_Extracted entries_
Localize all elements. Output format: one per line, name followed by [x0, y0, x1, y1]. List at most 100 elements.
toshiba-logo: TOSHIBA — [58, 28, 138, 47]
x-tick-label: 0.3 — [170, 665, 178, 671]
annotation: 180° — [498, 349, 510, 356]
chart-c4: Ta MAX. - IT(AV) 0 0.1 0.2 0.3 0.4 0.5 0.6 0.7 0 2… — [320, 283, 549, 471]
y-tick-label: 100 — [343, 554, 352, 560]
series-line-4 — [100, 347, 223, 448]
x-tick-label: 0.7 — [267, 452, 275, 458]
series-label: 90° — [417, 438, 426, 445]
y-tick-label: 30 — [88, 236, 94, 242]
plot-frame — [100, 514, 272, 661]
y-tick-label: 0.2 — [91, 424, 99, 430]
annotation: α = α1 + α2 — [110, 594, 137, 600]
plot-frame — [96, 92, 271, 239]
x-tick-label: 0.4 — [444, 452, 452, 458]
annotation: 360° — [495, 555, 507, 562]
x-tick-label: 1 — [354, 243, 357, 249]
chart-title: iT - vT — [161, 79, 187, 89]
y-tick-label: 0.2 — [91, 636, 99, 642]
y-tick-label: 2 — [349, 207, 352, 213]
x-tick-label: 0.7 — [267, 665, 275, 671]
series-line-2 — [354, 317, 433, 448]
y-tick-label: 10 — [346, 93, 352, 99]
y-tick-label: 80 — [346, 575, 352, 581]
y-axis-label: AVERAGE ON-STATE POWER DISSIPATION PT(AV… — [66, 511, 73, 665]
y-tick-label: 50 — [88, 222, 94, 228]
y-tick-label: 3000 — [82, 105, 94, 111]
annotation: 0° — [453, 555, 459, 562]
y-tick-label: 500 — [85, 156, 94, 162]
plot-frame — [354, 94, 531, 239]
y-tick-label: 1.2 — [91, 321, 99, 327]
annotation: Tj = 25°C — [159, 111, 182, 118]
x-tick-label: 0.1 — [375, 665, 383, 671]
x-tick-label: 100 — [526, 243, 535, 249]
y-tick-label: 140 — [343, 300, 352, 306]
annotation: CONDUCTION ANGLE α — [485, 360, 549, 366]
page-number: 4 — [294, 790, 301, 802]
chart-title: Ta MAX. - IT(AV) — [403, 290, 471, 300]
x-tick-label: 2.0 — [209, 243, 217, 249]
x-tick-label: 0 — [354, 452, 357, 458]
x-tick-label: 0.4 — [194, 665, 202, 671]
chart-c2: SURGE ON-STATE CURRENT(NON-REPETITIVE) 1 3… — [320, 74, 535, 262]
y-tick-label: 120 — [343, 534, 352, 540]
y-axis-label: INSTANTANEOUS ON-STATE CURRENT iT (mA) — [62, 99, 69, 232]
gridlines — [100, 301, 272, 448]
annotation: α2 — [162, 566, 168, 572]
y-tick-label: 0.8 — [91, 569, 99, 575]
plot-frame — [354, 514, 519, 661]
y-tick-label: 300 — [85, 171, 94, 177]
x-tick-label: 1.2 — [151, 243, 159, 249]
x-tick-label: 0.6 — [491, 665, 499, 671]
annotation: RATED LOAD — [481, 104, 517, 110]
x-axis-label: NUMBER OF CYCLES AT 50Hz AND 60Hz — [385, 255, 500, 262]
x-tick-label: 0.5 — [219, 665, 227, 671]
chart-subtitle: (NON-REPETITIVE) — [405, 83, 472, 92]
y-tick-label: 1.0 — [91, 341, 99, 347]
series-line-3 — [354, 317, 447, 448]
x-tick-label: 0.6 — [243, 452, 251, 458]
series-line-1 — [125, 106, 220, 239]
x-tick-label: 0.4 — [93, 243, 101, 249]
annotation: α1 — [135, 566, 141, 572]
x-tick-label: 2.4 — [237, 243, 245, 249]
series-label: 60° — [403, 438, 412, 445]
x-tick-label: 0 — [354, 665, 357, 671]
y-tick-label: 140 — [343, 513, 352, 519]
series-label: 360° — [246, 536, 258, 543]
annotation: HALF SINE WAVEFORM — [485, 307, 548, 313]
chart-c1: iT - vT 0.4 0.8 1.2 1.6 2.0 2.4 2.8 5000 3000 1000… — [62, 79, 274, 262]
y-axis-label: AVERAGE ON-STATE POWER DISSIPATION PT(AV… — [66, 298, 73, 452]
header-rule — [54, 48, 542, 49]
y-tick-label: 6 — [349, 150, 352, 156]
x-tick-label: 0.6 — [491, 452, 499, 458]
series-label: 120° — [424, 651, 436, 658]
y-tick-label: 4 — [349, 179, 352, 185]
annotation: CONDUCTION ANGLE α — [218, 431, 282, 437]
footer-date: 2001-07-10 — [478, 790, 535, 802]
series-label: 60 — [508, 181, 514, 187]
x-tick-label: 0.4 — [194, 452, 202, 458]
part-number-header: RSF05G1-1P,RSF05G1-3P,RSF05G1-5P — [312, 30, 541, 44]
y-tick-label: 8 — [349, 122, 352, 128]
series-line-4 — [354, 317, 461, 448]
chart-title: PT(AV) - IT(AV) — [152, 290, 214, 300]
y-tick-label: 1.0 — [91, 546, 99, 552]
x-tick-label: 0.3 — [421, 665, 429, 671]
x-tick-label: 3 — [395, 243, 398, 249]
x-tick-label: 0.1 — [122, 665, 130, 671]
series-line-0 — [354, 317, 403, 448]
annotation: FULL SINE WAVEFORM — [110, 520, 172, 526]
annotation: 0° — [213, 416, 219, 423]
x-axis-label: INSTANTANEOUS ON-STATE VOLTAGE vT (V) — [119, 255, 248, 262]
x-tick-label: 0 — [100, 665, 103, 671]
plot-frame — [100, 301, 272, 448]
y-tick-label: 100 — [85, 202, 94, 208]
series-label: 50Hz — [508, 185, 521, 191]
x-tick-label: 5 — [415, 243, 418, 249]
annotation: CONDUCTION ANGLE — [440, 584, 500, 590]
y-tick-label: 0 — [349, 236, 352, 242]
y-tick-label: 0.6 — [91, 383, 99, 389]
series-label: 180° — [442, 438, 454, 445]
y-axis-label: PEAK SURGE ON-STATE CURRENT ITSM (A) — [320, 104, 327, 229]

_Set task_
Rename "plot-frame" to "plot-area" wherever it appears in the items above, and give all the items again with nothing else changed.

_Output below_
Localize all elements. Output format: one per line, name followed by [x0, y0, x1, y1]. List at most 100 elements.
toshiba-logo: TOSHIBA — [58, 28, 138, 47]
x-tick-label: 0.3 — [170, 665, 178, 671]
annotation: 180° — [498, 349, 510, 356]
chart-c4: Ta MAX. - IT(AV) 0 0.1 0.2 0.3 0.4 0.5 0.6 0.7 0 2… — [320, 283, 549, 471]
y-tick-label: 100 — [343, 554, 352, 560]
series-line-4 — [100, 347, 223, 448]
x-tick-label: 0.7 — [267, 452, 275, 458]
series-label: 90° — [417, 438, 426, 445]
y-tick-label: 30 — [88, 236, 94, 242]
plot-area — [100, 514, 272, 661]
y-tick-label: 0.2 — [91, 424, 99, 430]
annotation: α = α1 + α2 — [110, 594, 137, 600]
plot-area — [96, 92, 271, 239]
x-tick-label: 0.4 — [444, 452, 452, 458]
annotation: 360° — [495, 555, 507, 562]
x-tick-label: 1 — [354, 243, 357, 249]
chart-title: iT - vT — [161, 79, 187, 89]
y-tick-label: 0.2 — [91, 636, 99, 642]
y-tick-label: 2 — [349, 207, 352, 213]
x-tick-label: 0.7 — [267, 665, 275, 671]
series-line-2 — [354, 317, 433, 448]
y-tick-label: 10 — [346, 93, 352, 99]
y-tick-label: 80 — [346, 575, 352, 581]
y-axis-label: AVERAGE ON-STATE POWER DISSIPATION PT(AV… — [66, 511, 73, 665]
y-tick-label: 50 — [88, 222, 94, 228]
y-tick-label: 3000 — [82, 105, 94, 111]
annotation: 0° — [453, 555, 459, 562]
y-tick-label: 500 — [85, 156, 94, 162]
plot-area — [354, 94, 531, 239]
y-tick-label: 1.2 — [91, 321, 99, 327]
annotation: Tj = 25°C — [159, 111, 182, 118]
x-tick-label: 0.1 — [375, 665, 383, 671]
x-tick-label: 100 — [526, 243, 535, 249]
y-tick-label: 140 — [343, 300, 352, 306]
annotation: CONDUCTION ANGLE α — [485, 360, 549, 366]
page-number: 4 — [294, 790, 301, 802]
chart-title: Ta MAX. - IT(AV) — [403, 290, 471, 300]
x-tick-label: 2.0 — [209, 243, 217, 249]
x-tick-label: 0 — [354, 452, 357, 458]
x-tick-label: 0.4 — [194, 665, 202, 671]
chart-c2: SURGE ON-STATE CURRENT(NON-REPETITIVE) 1 3… — [320, 74, 535, 262]
y-tick-label: 120 — [343, 534, 352, 540]
y-axis-label: INSTANTANEOUS ON-STATE CURRENT iT (mA) — [62, 99, 69, 232]
gridlines — [100, 301, 272, 448]
annotation: α2 — [162, 566, 168, 572]
y-tick-label: 0.8 — [91, 569, 99, 575]
plot-area — [354, 514, 519, 661]
y-tick-label: 300 — [85, 171, 94, 177]
x-tick-label: 1.2 — [151, 243, 159, 249]
x-tick-label: 0.6 — [491, 665, 499, 671]
annotation: RATED LOAD — [481, 104, 517, 110]
x-axis-label: NUMBER OF CYCLES AT 50Hz AND 60Hz — [385, 255, 500, 262]
x-tick-label: 0.5 — [219, 665, 227, 671]
chart-subtitle: (NON-REPETITIVE) — [405, 83, 472, 92]
y-tick-label: 1.0 — [91, 341, 99, 347]
series-line-3 — [354, 317, 447, 448]
x-tick-label: 0.6 — [243, 452, 251, 458]
series-line-1 — [125, 106, 220, 239]
x-tick-label: 0.4 — [93, 243, 101, 249]
annotation: α1 — [135, 566, 141, 572]
x-tick-label: 2.4 — [237, 243, 245, 249]
series-label: 60° — [403, 438, 412, 445]
x-tick-label: 0 — [354, 665, 357, 671]
y-tick-label: 140 — [343, 513, 352, 519]
series-label: 360° — [246, 536, 258, 543]
annotation: HALF SINE WAVEFORM — [485, 307, 548, 313]
chart-c1: iT - vT 0.4 0.8 1.2 1.6 2.0 2.4 2.8 5000 3000 1000… — [62, 79, 274, 262]
y-axis-label: AVERAGE ON-STATE POWER DISSIPATION PT(AV… — [66, 298, 73, 452]
header-rule — [54, 48, 542, 49]
y-tick-label: 6 — [349, 150, 352, 156]
x-tick-label: 0.6 — [491, 452, 499, 458]
series-label: 120° — [424, 651, 436, 658]
y-tick-label: 4 — [349, 179, 352, 185]
annotation: CONDUCTION ANGLE α — [218, 431, 282, 437]
footer-date: 2001-07-10 — [478, 790, 535, 802]
series-label: 60 — [508, 181, 514, 187]
x-tick-label: 0.4 — [194, 452, 202, 458]
part-number-header: RSF05G1-1P,RSF05G1-3P,RSF05G1-5P — [312, 30, 541, 44]
y-tick-label: 8 — [349, 122, 352, 128]
series-line-4 — [354, 317, 461, 448]
chart-title: PT(AV) - IT(AV) — [152, 290, 214, 300]
y-tick-label: 1.0 — [91, 546, 99, 552]
x-tick-label: 0.3 — [421, 665, 429, 671]
x-tick-label: 3 — [395, 243, 398, 249]
x-tick-label: 0.1 — [122, 665, 130, 671]
series-line-0 — [354, 317, 403, 448]
annotation: FULL SINE WAVEFORM — [110, 520, 172, 526]
annotation: 0° — [213, 416, 219, 423]
x-axis-label: INSTANTANEOUS ON-STATE VOLTAGE vT (V) — [119, 255, 248, 262]
x-tick-label: 0 — [100, 665, 103, 671]
plot-area — [100, 301, 272, 448]
y-tick-label: 100 — [85, 202, 94, 208]
series-label: 50Hz — [508, 185, 521, 191]
x-tick-label: 5 — [415, 243, 418, 249]
annotation: CONDUCTION ANGLE — [440, 584, 500, 590]
y-tick-label: 0 — [349, 236, 352, 242]
y-tick-label: 0.6 — [91, 383, 99, 389]
series-label: 180° — [442, 438, 454, 445]
y-axis-label: PEAK SURGE ON-STATE CURRENT ITSM (A) — [320, 104, 327, 229]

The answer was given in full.